-- begin --
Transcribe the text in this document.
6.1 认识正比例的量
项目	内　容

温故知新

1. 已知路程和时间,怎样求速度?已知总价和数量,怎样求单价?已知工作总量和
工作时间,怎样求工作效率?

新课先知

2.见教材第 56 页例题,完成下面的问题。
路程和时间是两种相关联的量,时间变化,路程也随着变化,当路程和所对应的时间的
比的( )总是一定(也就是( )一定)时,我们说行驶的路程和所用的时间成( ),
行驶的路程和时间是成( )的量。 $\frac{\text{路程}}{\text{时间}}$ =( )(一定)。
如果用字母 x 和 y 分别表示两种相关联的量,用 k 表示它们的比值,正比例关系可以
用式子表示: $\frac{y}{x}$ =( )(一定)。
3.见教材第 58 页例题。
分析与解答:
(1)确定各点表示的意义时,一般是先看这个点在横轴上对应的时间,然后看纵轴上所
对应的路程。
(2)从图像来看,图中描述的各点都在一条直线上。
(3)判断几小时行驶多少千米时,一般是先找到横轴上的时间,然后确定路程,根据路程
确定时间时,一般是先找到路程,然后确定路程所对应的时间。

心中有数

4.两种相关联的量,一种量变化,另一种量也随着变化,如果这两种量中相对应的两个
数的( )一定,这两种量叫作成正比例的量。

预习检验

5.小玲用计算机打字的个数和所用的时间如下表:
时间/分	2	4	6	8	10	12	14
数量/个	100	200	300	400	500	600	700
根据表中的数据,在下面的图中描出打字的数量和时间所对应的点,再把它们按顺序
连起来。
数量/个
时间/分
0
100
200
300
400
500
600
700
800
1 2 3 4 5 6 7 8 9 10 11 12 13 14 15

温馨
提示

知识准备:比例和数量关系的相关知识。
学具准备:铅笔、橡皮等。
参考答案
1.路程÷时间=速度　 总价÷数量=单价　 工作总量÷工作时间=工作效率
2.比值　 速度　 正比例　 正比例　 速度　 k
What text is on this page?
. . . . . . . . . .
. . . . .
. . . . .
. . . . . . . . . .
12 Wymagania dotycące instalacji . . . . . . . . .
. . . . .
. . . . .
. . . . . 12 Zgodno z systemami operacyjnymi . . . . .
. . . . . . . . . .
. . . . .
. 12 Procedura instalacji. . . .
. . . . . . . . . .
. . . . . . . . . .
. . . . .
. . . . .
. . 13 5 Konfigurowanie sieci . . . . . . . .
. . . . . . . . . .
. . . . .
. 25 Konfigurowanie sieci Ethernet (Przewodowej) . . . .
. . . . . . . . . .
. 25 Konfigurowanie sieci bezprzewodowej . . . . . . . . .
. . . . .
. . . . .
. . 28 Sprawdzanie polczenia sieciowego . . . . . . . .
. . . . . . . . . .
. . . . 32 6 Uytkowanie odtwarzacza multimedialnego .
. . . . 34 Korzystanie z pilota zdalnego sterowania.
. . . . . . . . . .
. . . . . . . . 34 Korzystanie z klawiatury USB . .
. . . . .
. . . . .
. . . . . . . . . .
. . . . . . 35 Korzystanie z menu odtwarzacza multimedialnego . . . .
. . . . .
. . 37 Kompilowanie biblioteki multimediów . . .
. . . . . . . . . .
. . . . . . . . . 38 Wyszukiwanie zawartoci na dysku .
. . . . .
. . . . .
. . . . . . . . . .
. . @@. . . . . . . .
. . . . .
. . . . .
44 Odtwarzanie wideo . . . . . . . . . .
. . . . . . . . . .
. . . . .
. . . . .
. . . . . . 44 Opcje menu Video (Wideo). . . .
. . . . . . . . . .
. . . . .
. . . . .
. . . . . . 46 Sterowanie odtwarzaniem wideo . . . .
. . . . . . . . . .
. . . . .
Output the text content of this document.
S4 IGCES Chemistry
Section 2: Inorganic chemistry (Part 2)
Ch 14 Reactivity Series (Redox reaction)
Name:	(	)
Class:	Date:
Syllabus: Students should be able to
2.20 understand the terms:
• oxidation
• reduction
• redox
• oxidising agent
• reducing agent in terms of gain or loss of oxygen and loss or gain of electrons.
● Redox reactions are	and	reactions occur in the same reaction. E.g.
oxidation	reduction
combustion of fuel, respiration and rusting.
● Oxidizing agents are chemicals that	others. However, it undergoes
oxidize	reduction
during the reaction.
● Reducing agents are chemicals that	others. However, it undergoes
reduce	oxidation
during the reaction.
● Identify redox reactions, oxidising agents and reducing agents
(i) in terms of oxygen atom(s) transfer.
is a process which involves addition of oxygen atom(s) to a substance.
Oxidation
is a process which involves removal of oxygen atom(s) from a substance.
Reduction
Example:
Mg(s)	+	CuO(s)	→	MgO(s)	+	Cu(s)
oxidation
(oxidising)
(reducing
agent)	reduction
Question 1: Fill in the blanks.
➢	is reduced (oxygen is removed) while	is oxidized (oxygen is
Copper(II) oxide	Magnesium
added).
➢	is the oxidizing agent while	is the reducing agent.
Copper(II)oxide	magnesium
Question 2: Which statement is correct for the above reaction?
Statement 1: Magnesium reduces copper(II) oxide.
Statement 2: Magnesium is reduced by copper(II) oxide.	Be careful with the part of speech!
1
-- end --
From the listing above, copy out each line where the word "oxygen" appears.

_Task result_.
• reducing agent in terms of gain or loss of oxygen and loss or gain of electrons.
(i) in terms of oxygen atom(s) transfer.
is a process which involves addition of oxygen atom(s) to a substance.
is a process which involves removal of oxygen atom(s) from a substance.
➢	is reduced (oxygen is removed) while	is oxidized (oxygen is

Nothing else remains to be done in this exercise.